◆ **Source**
>>>
Why are schools prime targets for ransomware?

By Dakota Murphey

Cyber security threats have been a hot topic among professionals across a range of sectors in recent years, and education is no different. While Disclosure and Barring Service (DBS) check scams have created recent problems for teaching job seekers, it’s not uncommon to find heads of schools, colleges and universities caught in the proverbial crossfires of a nefarious cyber incident, system breach, or situation that could compromise student data integrity. 

The rise of ransomware in the education sector

Given how digitised many education facilities have become in recent years, understanding the potential cyber risks with classroom or top-level system technology is vital. One of the most deadly and fast-rising types of cybercrime is ransomware, which is affecting education institutions in the UK like never before. On the surface, it may seem puzzling why malicious actors would target schools, but a closer examination reveals several compelling reasons behind this evolving cyber security method. A recent report revealed that ransomware attacks increased by 87% in the UK and 37% globally in the first half of 2023.
<<<
(Collected data entries)
>>>
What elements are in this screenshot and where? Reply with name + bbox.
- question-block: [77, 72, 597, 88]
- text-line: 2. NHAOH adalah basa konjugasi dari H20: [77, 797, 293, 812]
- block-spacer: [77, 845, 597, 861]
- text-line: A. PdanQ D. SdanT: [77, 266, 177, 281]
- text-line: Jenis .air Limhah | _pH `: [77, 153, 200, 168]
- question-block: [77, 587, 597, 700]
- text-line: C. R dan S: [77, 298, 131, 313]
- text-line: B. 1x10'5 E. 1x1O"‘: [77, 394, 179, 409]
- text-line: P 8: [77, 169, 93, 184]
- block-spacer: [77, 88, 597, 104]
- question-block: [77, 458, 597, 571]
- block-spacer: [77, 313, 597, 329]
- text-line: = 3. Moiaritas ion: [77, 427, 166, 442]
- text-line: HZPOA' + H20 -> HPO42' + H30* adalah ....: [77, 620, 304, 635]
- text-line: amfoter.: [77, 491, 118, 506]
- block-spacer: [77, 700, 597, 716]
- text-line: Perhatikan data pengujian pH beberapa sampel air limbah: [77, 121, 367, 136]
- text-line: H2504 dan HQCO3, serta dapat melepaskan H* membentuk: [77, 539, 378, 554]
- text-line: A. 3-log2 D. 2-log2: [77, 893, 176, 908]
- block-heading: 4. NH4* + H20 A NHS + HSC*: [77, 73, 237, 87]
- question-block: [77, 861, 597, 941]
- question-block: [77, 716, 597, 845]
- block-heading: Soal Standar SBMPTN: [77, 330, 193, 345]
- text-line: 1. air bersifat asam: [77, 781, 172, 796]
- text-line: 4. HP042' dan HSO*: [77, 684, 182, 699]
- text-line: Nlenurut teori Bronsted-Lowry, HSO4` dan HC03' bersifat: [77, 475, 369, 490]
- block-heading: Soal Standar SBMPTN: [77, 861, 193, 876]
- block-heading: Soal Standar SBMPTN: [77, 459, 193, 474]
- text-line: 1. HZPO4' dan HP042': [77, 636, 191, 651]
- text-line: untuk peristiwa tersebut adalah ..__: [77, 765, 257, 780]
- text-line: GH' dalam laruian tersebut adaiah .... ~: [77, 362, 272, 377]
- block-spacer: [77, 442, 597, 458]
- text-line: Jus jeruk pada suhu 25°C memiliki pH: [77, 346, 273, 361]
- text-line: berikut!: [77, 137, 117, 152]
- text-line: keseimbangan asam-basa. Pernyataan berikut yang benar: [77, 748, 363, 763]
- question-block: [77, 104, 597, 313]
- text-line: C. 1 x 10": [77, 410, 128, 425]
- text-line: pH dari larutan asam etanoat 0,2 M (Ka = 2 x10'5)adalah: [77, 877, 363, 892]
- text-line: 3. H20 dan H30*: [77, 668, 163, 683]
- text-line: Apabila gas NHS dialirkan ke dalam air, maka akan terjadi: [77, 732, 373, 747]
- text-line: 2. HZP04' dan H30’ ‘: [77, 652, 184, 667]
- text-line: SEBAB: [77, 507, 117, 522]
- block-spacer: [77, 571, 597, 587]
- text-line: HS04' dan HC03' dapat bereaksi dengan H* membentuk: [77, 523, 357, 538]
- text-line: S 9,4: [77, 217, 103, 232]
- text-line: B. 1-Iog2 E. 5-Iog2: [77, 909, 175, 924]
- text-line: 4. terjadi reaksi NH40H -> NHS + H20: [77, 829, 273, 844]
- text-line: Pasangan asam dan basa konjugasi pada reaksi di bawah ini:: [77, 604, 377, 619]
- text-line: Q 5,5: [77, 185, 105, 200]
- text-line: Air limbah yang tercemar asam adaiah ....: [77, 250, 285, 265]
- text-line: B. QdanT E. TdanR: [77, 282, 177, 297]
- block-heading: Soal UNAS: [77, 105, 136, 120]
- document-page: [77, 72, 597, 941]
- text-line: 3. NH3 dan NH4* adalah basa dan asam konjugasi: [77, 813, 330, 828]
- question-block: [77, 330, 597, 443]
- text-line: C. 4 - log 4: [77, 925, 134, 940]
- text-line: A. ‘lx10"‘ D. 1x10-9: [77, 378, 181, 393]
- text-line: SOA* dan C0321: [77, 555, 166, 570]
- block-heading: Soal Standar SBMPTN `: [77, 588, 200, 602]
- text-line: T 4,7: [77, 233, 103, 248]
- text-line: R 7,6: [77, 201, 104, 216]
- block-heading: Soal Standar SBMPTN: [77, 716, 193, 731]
<<<
◆ **Short task A**
Return the passage of the ransomware article that begins at the words "Cyber security threats" and stops after the words "student data integrity.".
◆ **Short task B**
Take the ransomware article further, picking up right after its final sentence.
These items are separate material and have no connection to the ransomware article.

◆ **Reply A**
Cyber security threats have been a hot topic among professionals across a range of sectors in recent years, and education is no different. While Disclosure and Barring Service (DBS) check scams have created recent problems for teaching job seekers, it’s not uncommon to find heads of schools, colleges and universities caught in the proverbial crossfires of a nefarious cyber incident, system breach, or situation that could compromise student data integrity.

◆ **Reply B**
This highly sophisticated form of malware (malicious software) can, at best, be a disruptive nuisance, but at worst, can lock down critical systems and extort funds from education providers. With many schools needing to find the best way possible to set an effective limited budget, they can ill afford to face yet another financial ‘shot in the arm’ at times when costs are high.

What’s more, education providers are bound by heavy regulations that mandate safe and strict cyber security infrastructure in place to safeguard student and stakeholder data. If a ransomware (or indeed, any other) incident were to compromise this vital data, the education facility could suffer further financial or reputational damage. 

Therefore, it’s fair to say that headteachers and decision-makers should pay close attention to the evolving threat of ransomware. To do that, it’s prudent to examine why it has proliferated to such a degree in education settings and what head teachers can do to prevent it from escalating and becoming an issue in their facilities.

Why are schools targeted by ransomware attackers?

Insufficient Cyber Security Resources

Many schools do not have a stable security infrastructure, nor do they have access to the resources necessary to maintain a robust cyber posture. With budgets increasingly stretched, education facilities must allocate funds to the most essential equipment to maintain the safety of students and teachers, from security gates and alarms to CCTV. Often, this leaves little to no room for enterprise-grade digital security measures like encryption software, cyber security training, and endpoint threat detection solutions.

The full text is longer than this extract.